51 Insights Film Schools Don’t Teach You (in the US)

Peter Markham
4 min readSep 21, 2024

Stepping outside the compound.

Chairs in lecture hall.
Photo by Nathan Dumlao on Unsplash

In my courses, sessions, and consultations, I’m constantly encountering both student and practicing filmmakers referencing the same old rules.

Parroted in uniform fashion year after year throughout schools and online courses, these invariably dogmatic, restricting stipulations serve to shut down the learning of the aspiring cineaste.

You can’t do this. Don’t do that. Don’t step outside the established filmmaking groupthink. Behave yourself! Be safe or you’ll fail! This is the only way to make a story, a screenplay, characters, camera, editing, you name it — the only way to make them work!

My experience reminds me of something the novelist Marilynne Robinson said about her time teaching creative writing at the Iowa Writers’ Workshop to the effect that most of the learning her students needed was unlearning. So she found herself spending much of her time unteaching. And of course, it’s harder to teach once the student has been handed down a closed mindset.

Fortunately, those I meet online tend to breathe a sigh of relief when I counter their hand-me-down platitudes with fresh approaches. It’s as though they’ve been freed from some pedagogic jail and can breathe the oxygen of independent thought again.

Why do educators go for this learning by rote thing? Easier to repeat what has been repeated to them, I suppose. Safer to pass on what seems to have worked for them as practitioners.

Besides, ‘how to’ teaching is more straightforward and less risky than the ‘let’s investigate together’ ethos, by which we’re unafraid of not arriving at definitive answers but welcome open questions.

But there’s that seductive sense of belonging coming from membership of a club, in this case even, a cult. The rules trotted out again and again are — figuratively — the algorithms of so much film school education, its cleaving to single absolute truths that are neither absolute nor true.

Personally, I could never learn the information needed solely for the purposes of passing an exam. That drudgery strikes me as boring. I want exploration, questioning, deeper consideration. (Nor did this disposition do me any harm academically.) Similarly, I’m no good at the recycled prerequisites that pass for universal insight. Can’t handle them. They sap energy and passion. They reduce, flatten, denude.

So here are some examples of reflections and references I often bring up as an educator and consultant that, so often, are new to those in my classes:

  1. “Film Production” is not creative filmmaking, just industrial process so don’t conflate the two.
  2. Three-Act Structure. Why? There’s more to life.
  3. Every scene does not need to move the story forward.
  4. Do not “cut to the chase”, cut to the suspense:
  5. Make the reader (audience) laugh, make them cry, but most important of all, make them wait! (Wilkie Collins).
  6. Only connect! From Howard’s End, E M Forster. And freely too, across and between all aspects of story and screen.
  7. You are allowed to make unmotivated camera moves.
  8. Think “flow of energy”.
  9. The symbiosis of camera and action, perceiver and perceived, language and subject.

DATASET ENTRIES:
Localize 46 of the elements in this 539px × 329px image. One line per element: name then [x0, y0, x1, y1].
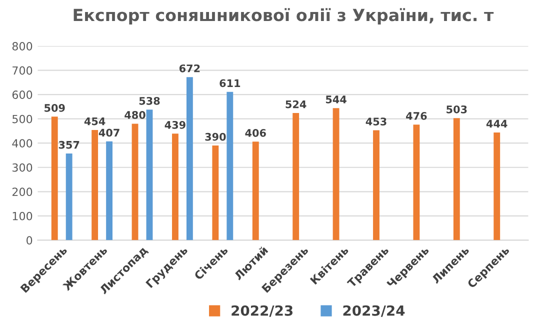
data-label: 406 [245, 128, 266, 137]
bar [252, 142, 259, 240]
data-label: 407 [98, 128, 120, 137]
bar [212, 146, 219, 240]
bar [453, 118, 460, 240]
bar [172, 134, 178, 240]
data-label: 453 [366, 118, 386, 126]
y-tick-label: 700 [12, 66, 32, 75]
y-tick-label: 500 [12, 114, 32, 124]
bar [373, 130, 380, 240]
data-label: 444 [486, 120, 508, 128]
data-label: 357 [58, 140, 80, 149]
y-tick-label: 0 [26, 236, 32, 245]
bar [226, 92, 234, 240]
bar [66, 154, 72, 240]
data-label: 538 [139, 96, 160, 105]
bar [132, 124, 138, 240]
data-label: 439 [164, 120, 186, 129]
data-label: 611 [220, 79, 240, 88]
bar [51, 116, 58, 240]
bar [494, 132, 500, 240]
legend-label: 2022/23 [232, 305, 293, 317]
data-label: 503 [446, 105, 467, 114]
legend-label: 2023/24 [343, 305, 405, 317]
bar [186, 77, 193, 240]
bar [413, 124, 420, 240]
bar [332, 108, 340, 240]
data-label: 672 [179, 64, 200, 72]
data-label: 544 [326, 96, 346, 104]
bar [146, 110, 153, 240]
chart-title: Експорт соняшникової олії з України, тис. т [74, 8, 494, 25]
data-label: 476 [406, 112, 427, 120]
bar [92, 130, 98, 240]
data-label: 454 [84, 117, 106, 126]
bar [106, 141, 113, 240]
data-label: 390 [205, 132, 226, 141]
bar [292, 113, 300, 240]
y-tick-label: 800 [12, 42, 32, 50]
data-label: 524 [286, 100, 306, 108]
y-tick-label: 600 [12, 90, 32, 99]
y-tick-label: 200 [12, 188, 32, 196]
data-label: 480 [124, 111, 146, 119]
y-tick-label: 100 [12, 212, 32, 220]
data-label: 509 [44, 104, 65, 112]
y-tick-label: 400 [12, 139, 32, 148]
y-tick-label: 300 [12, 163, 32, 172]
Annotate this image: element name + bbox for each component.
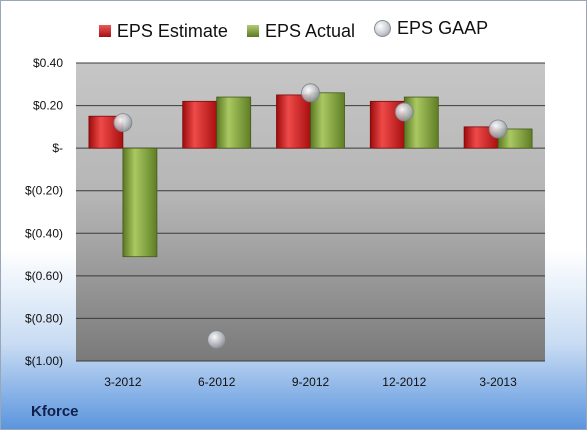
legend-swatch-actual [246,25,259,37]
gaap-marker [488,119,508,139]
actual-bar [122,147,158,258]
x-axis: 3-2012 6-2012 9-2012 12-2012 3-2013 [104,375,517,389]
gaap-marker [207,330,227,350]
estimate-bar [182,100,218,149]
estimate-bar [276,94,311,149]
y-tick-label: $(0.80) [25,311,63,325]
legend-item-estimate: EPS Estimate [98,20,228,42]
actual-bar [216,96,252,149]
legend-label-gaap: EPS GAAP [397,18,489,38]
gaap-markers [113,83,508,350]
gaap-marker [301,83,320,103]
legend-item-actual: EPS Actual [246,20,356,42]
x-tick-label: 3-2012 [104,375,142,389]
x-tick-label: 3-2013 [479,375,517,389]
gaap-marker [113,113,133,132]
y-tick-label: $(1.00) [25,354,63,368]
x-tick-label: 12-2012 [382,375,426,389]
legend-swatch-gaap [374,20,392,37]
y-tick-label: $(0.40) [25,226,63,240]
y-axis: $0.40 $0.20 $- $(0.20) $(0.40) $(0.60) $(0.80)… [25,56,63,368]
x-tick-label: 9-2012 [292,375,330,389]
actual-bar [497,128,533,149]
y-tick-label: $(0.20) [25,184,63,198]
legend-swatch-estimate [98,25,111,37]
y-tick-label: $0.20 [33,99,63,113]
legend-label-estimate: EPS Estimate [116,20,228,41]
gaap-marker [394,102,414,122]
y-tick-label: $(0.60) [25,269,63,283]
chart-legend: EPS Estimate EPS Actual EPS GAAP [1,18,586,42]
legend-item-gaap: EPS GAAP [374,18,488,39]
y-tick-label: $0.40 [33,56,63,70]
actual-bar [310,92,345,149]
legend-label-actual: EPS Actual [264,20,356,41]
company-name: Kforce [31,403,79,420]
y-tick-label: $- [52,141,63,155]
x-tick-label: 6-2012 [198,375,236,389]
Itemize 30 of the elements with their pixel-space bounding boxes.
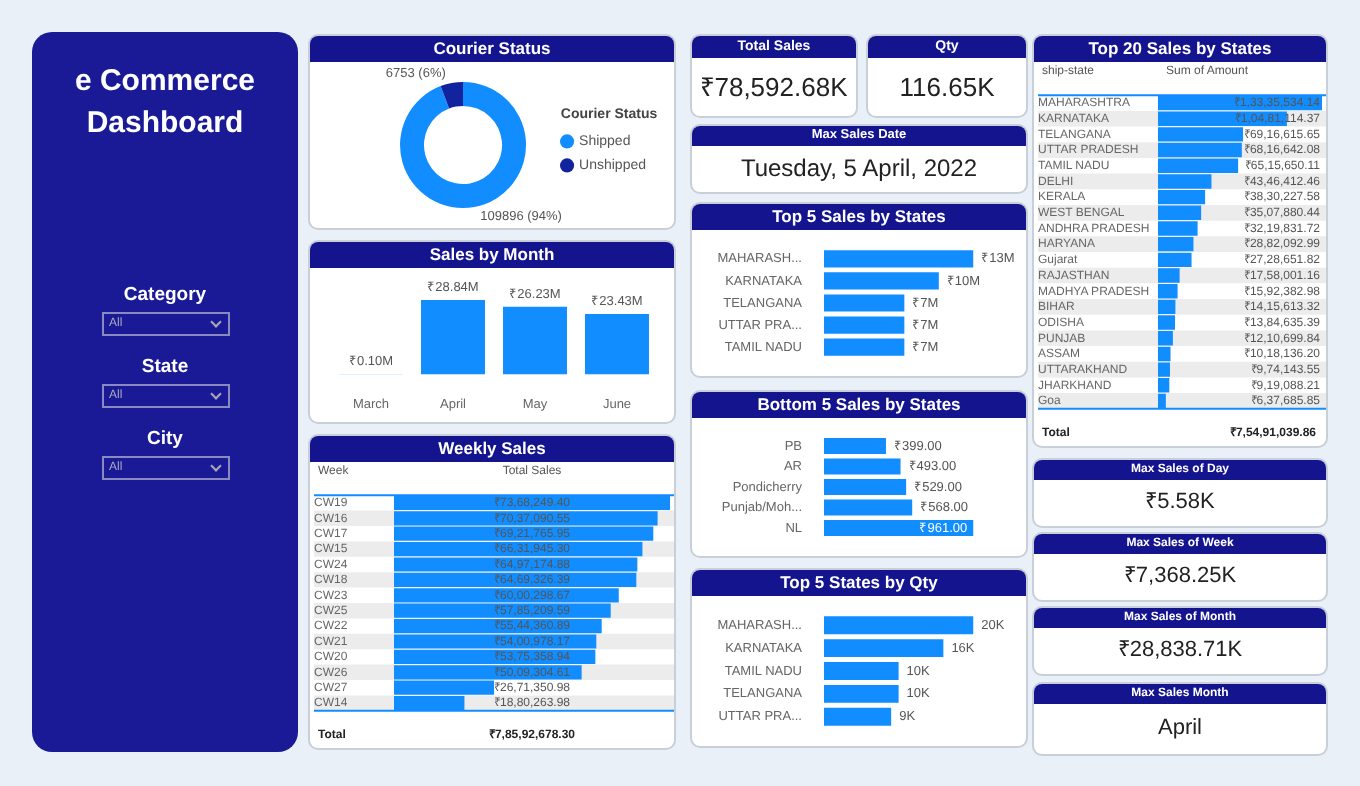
bar	[824, 707, 892, 726]
bar	[824, 479, 907, 495]
chart-title: Top 20 Sales by States	[1034, 36, 1326, 62]
chart-title: Weekly Sales	[310, 436, 674, 462]
text: e Commerce Dashboard	[72, 62, 258, 144]
text: ₹5.58K	[1143, 488, 1217, 518]
text: ₹78,592.68K	[698, 70, 850, 106]
text: State	[139, 356, 191, 378]
bar	[824, 499, 913, 516]
text: Tuesday, 5 April, 2022	[738, 152, 980, 186]
chart-title: Courier Status	[310, 36, 674, 62]
text: 116.65K	[897, 70, 997, 106]
chart-title: Bottom 5 Sales by States	[692, 392, 1026, 418]
bar	[824, 458, 901, 475]
bar	[585, 313, 649, 375]
bar	[824, 616, 974, 635]
chart-title: Sales by Month	[310, 242, 674, 268]
chart-title: Top 5 States by Qty	[692, 570, 1026, 596]
bar	[824, 662, 899, 680]
bar	[503, 306, 567, 375]
bar	[824, 438, 886, 455]
chart-title: Top 5 Sales by States	[692, 204, 1026, 230]
text: ₹7,368.25K	[1121, 562, 1239, 592]
text: ₹28,838.71K	[1115, 636, 1245, 666]
text: April	[1155, 714, 1204, 744]
text: City	[145, 428, 185, 450]
bar	[824, 684, 899, 703]
bar	[824, 639, 944, 658]
text: Category	[121, 284, 209, 306]
bar	[421, 300, 485, 375]
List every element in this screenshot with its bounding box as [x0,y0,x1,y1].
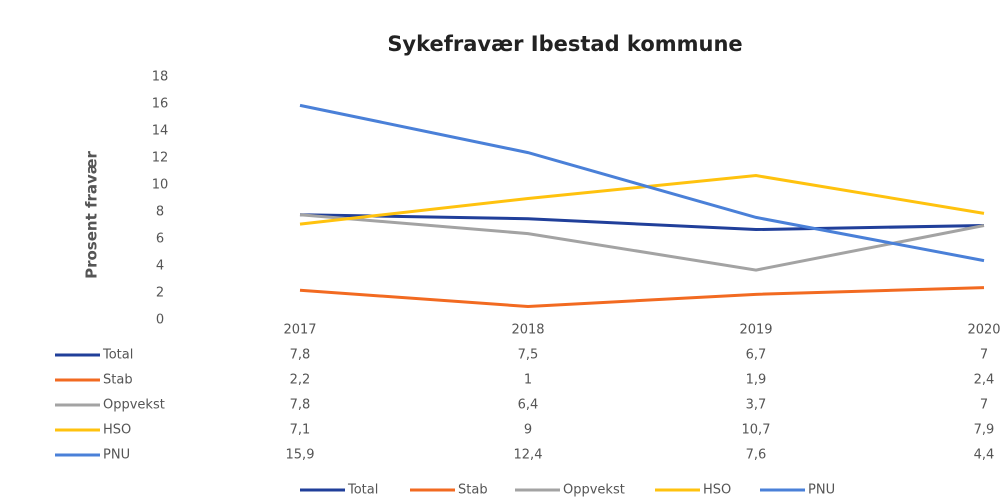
y-tick-label: 2 [156,286,164,301]
y-axis-label: Prosent fravær [83,150,101,278]
table-cell: 15,9 [286,448,315,463]
table-cell: 1 [524,373,532,388]
table-cell: 7,8 [290,398,311,413]
y-tick-label: 12 [152,151,169,166]
y-tick-label: 10 [152,178,169,193]
table-cell: 2,4 [974,373,995,388]
data-line [299,213,985,272]
table-cell: 12,4 [514,448,543,463]
x-tick-label: 2017 [283,323,316,338]
y-tick-label: 18 [152,70,169,85]
data-line [299,286,985,309]
table-cell: 7 [980,348,988,363]
table-cell: 7,8 [290,348,311,363]
x-tick-label: 2019 [739,323,772,338]
table-cell: 2,2 [290,373,311,388]
table-cell: 1,9 [746,373,767,388]
table-cell: 7,5 [518,348,539,363]
table-cell: 3,7 [746,398,767,413]
y-tick-label: 16 [152,97,169,112]
table-cell: 6,7 [746,348,767,363]
table-row-label: Total [102,348,133,363]
x-tick-label: 2020 [967,323,1000,338]
legend-label: Stab [458,483,488,498]
y-tick-label: 4 [156,259,164,274]
table-cell: 4,4 [974,448,995,463]
table-row-label: Oppvekst [103,398,165,413]
table-cell: 7,9 [974,423,995,438]
y-tick-label: 14 [152,124,169,139]
legend-label: PNU [808,483,835,498]
legend-label: Oppvekst [563,483,625,498]
data-line [299,174,985,226]
y-tick-label: 6 [156,232,164,247]
y-tick-label: 0 [156,313,164,328]
table-row-label: Stab [103,373,133,388]
table-cell: 10,7 [742,423,771,438]
table-cell: 7,1 [290,423,311,438]
table-cell: 9 [524,423,532,438]
chart-title: Sykefravær Ibestad kommune [387,32,742,56]
table-cell: 7,6 [746,448,767,463]
legend-label: Total [347,483,378,498]
table-cell: 7 [980,398,988,413]
legend-label: HSO [703,483,731,498]
table-cell: 6,4 [518,398,539,413]
data-line [299,213,985,232]
y-tick-label: 8 [156,205,164,220]
table-row-label: HSO [103,423,131,438]
table-row-label: PNU [103,448,130,463]
x-tick-label: 2018 [511,323,544,338]
data-line [299,103,985,263]
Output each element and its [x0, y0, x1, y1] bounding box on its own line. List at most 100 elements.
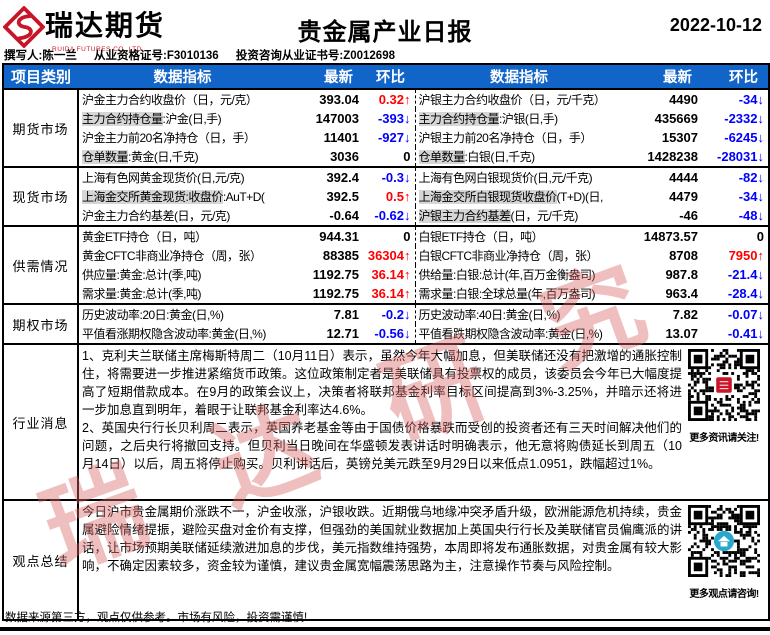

WRITTEN INSTRUCTION 1:
Please translate this sentence from the film-school article into Spanish: "Personally, I could never learn the information needed solely for the purposes of passing an exam."
WRITTEN INSTRUCTION 2:
Name every person mentioned in the film-school article.

FINAL RESULT 1:
Personalmente, nunca pude aprender la información necesaria únicamente con el fin de aprobar un examen.

FINAL RESULT 2:
- Peter Markham
- Nathan Dumlao
- Marilynne Robinson
- Wilkie Collins
- E M Forster